Work to do.
Report the count of lines containing the word "text" in the entries below, and nothing more.

[Data records]
***
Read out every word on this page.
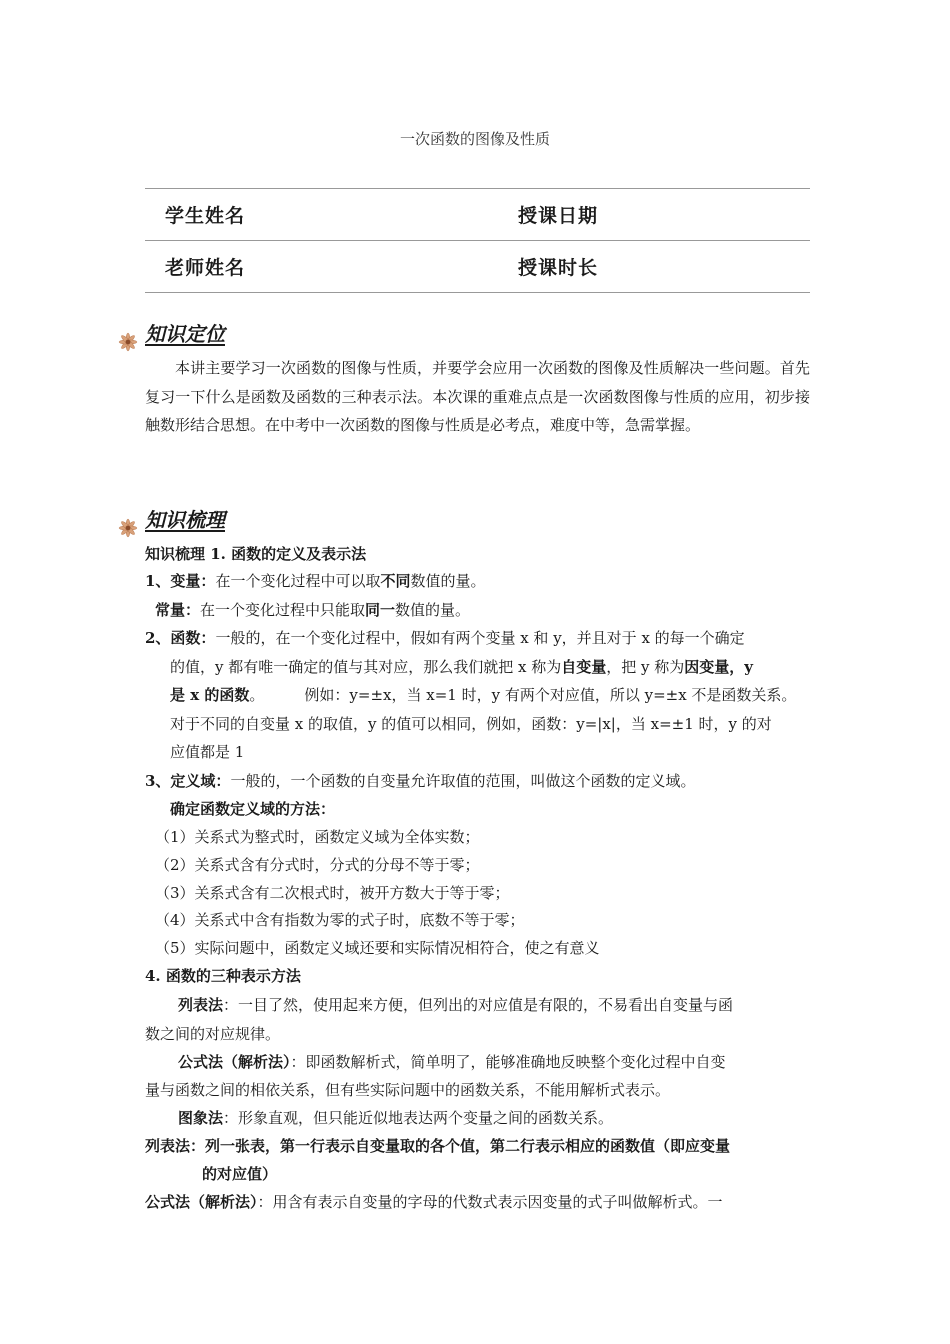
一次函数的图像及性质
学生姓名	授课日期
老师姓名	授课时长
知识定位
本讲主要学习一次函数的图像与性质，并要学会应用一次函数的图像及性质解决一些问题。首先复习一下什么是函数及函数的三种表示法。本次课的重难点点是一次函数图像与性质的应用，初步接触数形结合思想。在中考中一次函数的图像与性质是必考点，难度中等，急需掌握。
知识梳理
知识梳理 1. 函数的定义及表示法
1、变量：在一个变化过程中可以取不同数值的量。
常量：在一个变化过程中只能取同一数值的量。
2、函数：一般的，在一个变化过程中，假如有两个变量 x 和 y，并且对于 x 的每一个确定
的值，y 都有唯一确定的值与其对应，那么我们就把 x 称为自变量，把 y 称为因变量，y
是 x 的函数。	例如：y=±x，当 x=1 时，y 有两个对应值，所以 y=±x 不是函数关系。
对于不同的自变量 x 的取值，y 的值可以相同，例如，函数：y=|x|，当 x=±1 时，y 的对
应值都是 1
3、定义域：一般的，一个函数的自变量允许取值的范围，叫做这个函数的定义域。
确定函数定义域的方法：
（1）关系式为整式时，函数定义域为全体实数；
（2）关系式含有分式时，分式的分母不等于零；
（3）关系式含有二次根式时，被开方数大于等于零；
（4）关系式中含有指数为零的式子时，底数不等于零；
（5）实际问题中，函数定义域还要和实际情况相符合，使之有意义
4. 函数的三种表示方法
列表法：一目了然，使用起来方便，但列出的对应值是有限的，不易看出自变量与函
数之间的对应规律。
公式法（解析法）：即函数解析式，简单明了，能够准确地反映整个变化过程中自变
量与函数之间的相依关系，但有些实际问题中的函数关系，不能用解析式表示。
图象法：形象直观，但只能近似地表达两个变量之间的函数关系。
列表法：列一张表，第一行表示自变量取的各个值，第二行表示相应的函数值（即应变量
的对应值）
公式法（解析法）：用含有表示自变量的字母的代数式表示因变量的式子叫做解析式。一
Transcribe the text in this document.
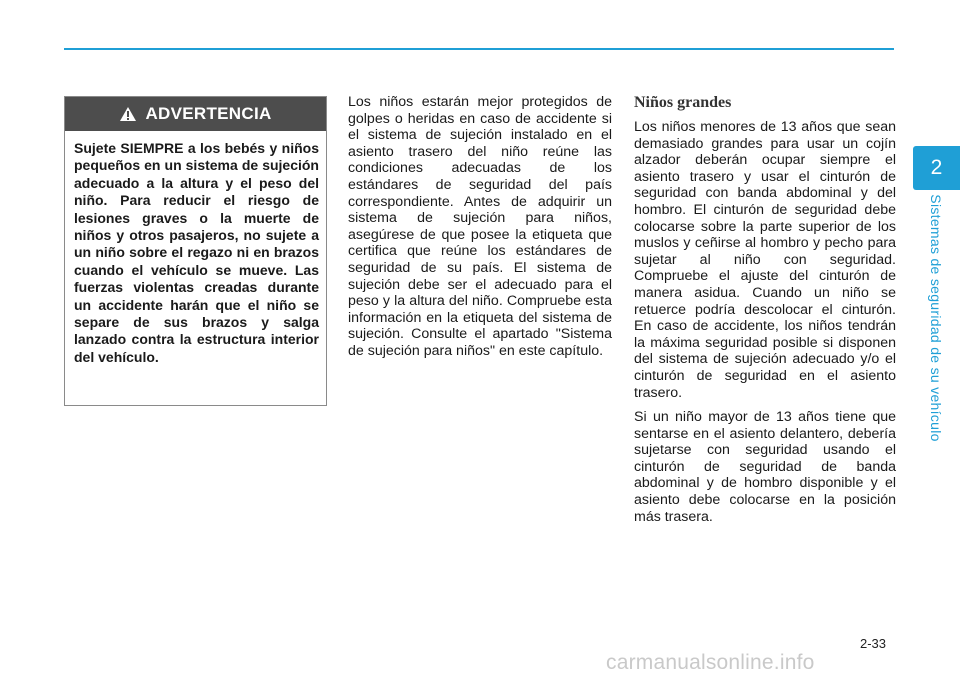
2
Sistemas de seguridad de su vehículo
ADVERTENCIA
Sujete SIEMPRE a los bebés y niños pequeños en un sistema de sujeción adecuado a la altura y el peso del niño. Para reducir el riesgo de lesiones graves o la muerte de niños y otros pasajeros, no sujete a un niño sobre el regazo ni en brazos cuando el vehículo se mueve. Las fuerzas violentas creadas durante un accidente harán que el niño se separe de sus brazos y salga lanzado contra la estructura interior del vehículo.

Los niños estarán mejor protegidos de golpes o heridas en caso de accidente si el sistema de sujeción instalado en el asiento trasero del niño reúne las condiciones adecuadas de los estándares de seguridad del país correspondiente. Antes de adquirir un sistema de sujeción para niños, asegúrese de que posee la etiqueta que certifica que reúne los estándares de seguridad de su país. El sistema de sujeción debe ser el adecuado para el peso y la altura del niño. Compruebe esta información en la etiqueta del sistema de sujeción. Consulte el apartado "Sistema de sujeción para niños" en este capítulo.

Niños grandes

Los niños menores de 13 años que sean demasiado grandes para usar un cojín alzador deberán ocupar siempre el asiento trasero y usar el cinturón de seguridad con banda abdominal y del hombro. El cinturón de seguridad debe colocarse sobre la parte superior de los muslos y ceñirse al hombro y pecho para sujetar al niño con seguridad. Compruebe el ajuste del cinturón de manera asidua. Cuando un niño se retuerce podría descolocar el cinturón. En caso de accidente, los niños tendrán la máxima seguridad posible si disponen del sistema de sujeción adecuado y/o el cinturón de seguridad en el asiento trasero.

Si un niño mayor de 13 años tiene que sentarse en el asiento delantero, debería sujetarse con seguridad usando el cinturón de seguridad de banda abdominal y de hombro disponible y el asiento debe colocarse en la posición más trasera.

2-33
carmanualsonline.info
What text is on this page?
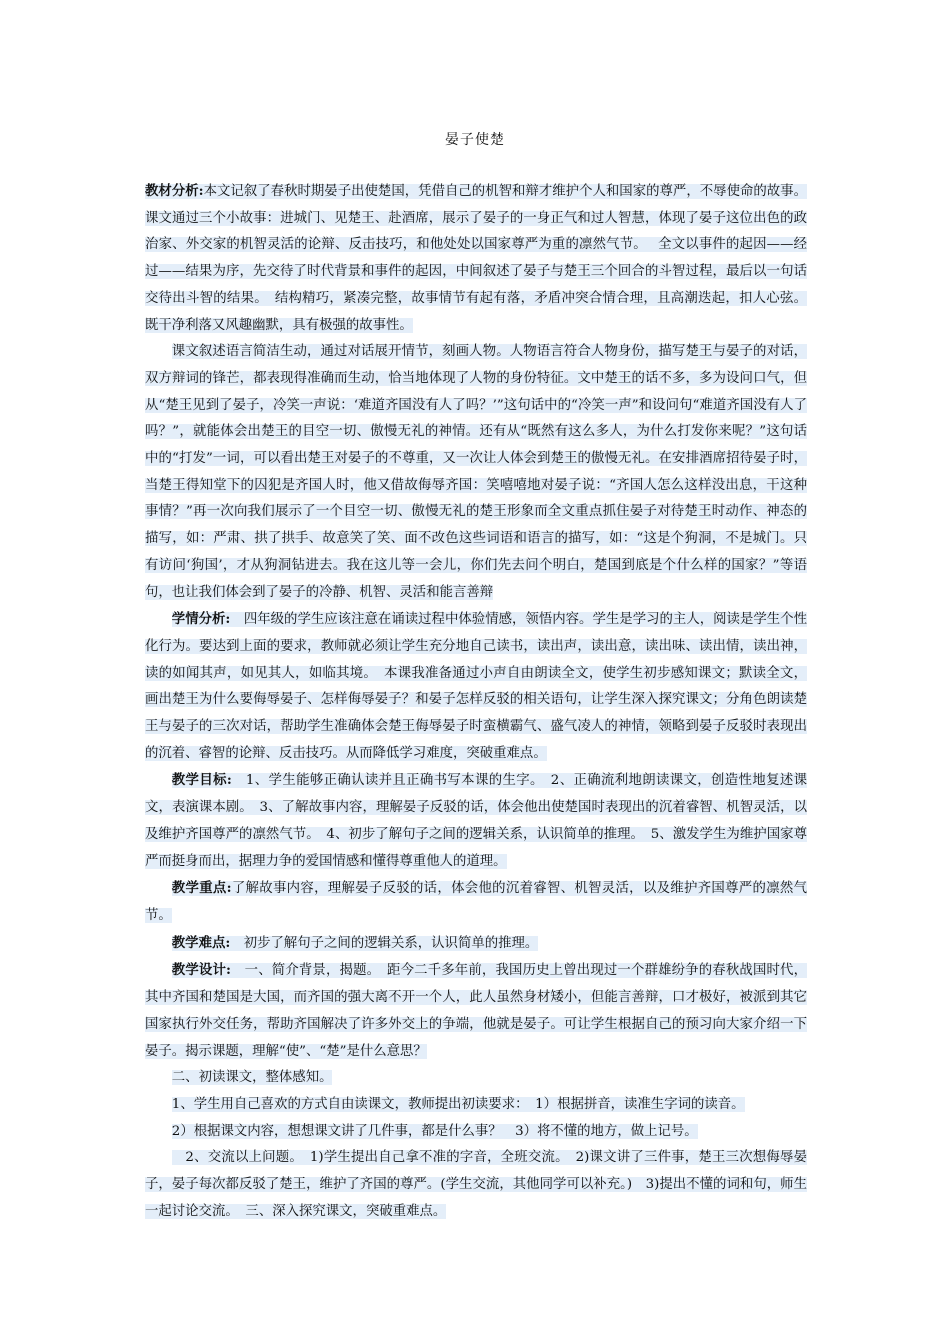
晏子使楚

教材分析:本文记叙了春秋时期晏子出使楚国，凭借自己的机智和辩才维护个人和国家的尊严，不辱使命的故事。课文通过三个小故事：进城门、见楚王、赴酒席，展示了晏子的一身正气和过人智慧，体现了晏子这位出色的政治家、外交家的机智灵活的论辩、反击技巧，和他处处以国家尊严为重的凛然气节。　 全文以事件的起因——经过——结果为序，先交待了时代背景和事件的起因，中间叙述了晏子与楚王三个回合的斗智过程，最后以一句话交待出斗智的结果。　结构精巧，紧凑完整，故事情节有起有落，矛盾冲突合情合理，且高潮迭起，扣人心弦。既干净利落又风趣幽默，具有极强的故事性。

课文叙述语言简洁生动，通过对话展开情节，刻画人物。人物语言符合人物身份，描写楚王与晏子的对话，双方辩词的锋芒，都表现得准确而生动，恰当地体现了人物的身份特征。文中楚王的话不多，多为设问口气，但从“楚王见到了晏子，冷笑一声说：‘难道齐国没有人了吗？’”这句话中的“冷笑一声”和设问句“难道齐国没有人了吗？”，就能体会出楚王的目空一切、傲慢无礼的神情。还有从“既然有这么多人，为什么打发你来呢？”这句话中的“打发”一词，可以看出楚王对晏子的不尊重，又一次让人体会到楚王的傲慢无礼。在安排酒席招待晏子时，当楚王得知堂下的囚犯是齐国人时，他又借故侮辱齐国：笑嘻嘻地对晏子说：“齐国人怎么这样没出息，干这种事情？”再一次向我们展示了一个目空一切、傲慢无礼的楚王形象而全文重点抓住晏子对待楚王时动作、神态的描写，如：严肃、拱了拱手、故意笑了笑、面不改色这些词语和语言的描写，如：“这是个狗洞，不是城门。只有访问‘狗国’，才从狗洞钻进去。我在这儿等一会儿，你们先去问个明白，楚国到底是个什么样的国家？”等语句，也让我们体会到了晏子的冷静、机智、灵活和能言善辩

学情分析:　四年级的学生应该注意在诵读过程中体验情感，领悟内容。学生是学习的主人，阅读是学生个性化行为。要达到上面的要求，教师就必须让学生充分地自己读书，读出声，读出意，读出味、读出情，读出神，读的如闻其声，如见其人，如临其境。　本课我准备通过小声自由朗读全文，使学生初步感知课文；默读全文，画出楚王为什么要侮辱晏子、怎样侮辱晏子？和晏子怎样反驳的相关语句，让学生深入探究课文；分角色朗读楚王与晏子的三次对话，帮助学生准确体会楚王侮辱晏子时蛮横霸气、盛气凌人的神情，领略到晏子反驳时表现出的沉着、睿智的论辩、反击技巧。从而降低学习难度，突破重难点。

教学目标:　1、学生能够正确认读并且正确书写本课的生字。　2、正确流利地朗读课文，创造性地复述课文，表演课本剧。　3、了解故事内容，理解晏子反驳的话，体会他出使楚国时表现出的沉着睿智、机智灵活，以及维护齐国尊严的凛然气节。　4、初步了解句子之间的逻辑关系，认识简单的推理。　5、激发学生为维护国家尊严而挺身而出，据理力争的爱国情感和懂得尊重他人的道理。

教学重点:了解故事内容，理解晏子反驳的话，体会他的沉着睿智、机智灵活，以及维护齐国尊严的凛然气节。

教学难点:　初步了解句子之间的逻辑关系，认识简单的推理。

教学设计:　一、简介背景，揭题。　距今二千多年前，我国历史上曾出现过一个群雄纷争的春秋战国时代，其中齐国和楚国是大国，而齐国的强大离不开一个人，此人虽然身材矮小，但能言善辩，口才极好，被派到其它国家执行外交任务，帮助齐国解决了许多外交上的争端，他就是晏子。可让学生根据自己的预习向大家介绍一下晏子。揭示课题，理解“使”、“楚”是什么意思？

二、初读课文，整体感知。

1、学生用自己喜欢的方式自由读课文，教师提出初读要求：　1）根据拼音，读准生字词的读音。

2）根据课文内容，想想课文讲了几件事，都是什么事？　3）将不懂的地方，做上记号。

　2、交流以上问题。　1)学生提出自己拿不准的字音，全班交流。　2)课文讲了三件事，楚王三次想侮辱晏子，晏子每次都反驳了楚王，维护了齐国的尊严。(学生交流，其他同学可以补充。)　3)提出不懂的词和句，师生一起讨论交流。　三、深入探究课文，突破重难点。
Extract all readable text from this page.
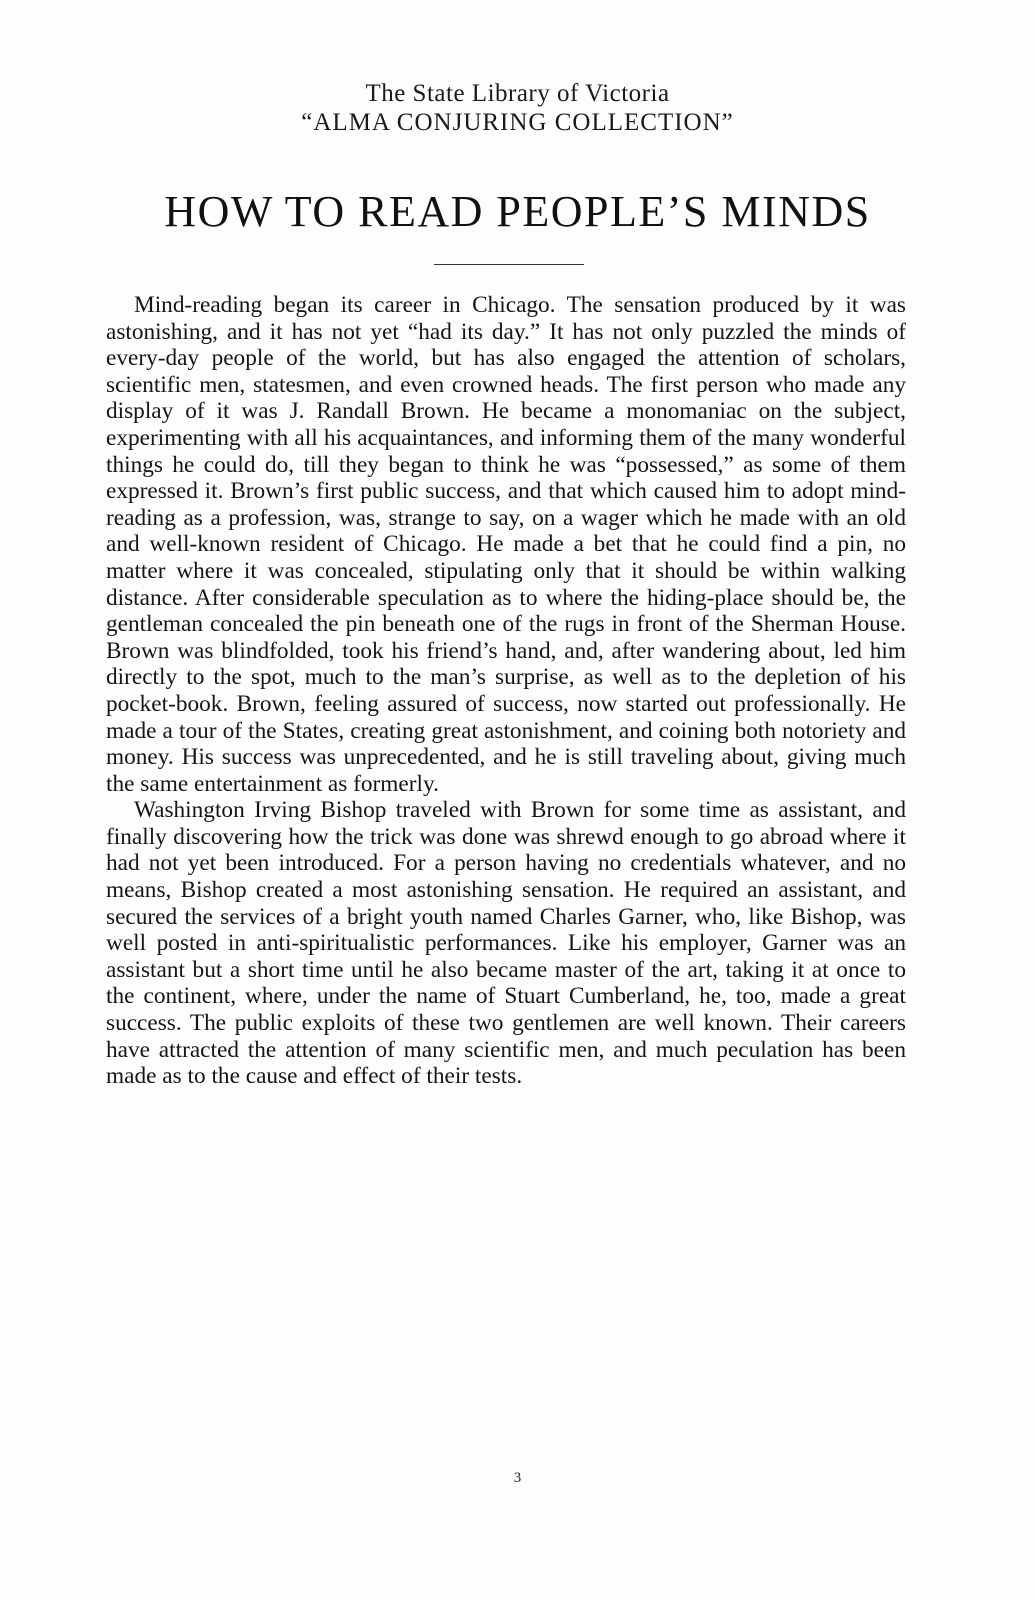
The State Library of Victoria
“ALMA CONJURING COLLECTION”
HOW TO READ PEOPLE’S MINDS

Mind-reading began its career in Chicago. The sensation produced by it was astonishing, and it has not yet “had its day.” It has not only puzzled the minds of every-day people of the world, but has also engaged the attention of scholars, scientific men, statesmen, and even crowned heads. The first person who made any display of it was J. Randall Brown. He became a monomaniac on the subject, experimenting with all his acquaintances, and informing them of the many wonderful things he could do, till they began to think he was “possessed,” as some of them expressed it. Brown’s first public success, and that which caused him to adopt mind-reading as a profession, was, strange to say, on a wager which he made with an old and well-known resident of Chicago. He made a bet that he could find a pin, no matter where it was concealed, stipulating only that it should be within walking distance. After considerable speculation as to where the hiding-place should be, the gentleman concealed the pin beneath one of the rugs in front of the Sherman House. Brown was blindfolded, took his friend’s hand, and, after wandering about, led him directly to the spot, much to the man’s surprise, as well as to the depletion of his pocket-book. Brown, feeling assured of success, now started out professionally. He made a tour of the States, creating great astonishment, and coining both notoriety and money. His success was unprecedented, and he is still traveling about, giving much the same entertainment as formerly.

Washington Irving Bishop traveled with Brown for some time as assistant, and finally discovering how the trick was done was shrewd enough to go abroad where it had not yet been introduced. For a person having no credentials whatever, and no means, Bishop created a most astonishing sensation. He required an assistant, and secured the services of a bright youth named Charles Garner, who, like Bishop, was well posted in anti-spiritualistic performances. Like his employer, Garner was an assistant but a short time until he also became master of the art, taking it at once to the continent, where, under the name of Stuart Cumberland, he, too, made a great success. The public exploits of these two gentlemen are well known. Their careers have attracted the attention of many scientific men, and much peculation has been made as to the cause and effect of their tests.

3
***
Problem solution.
3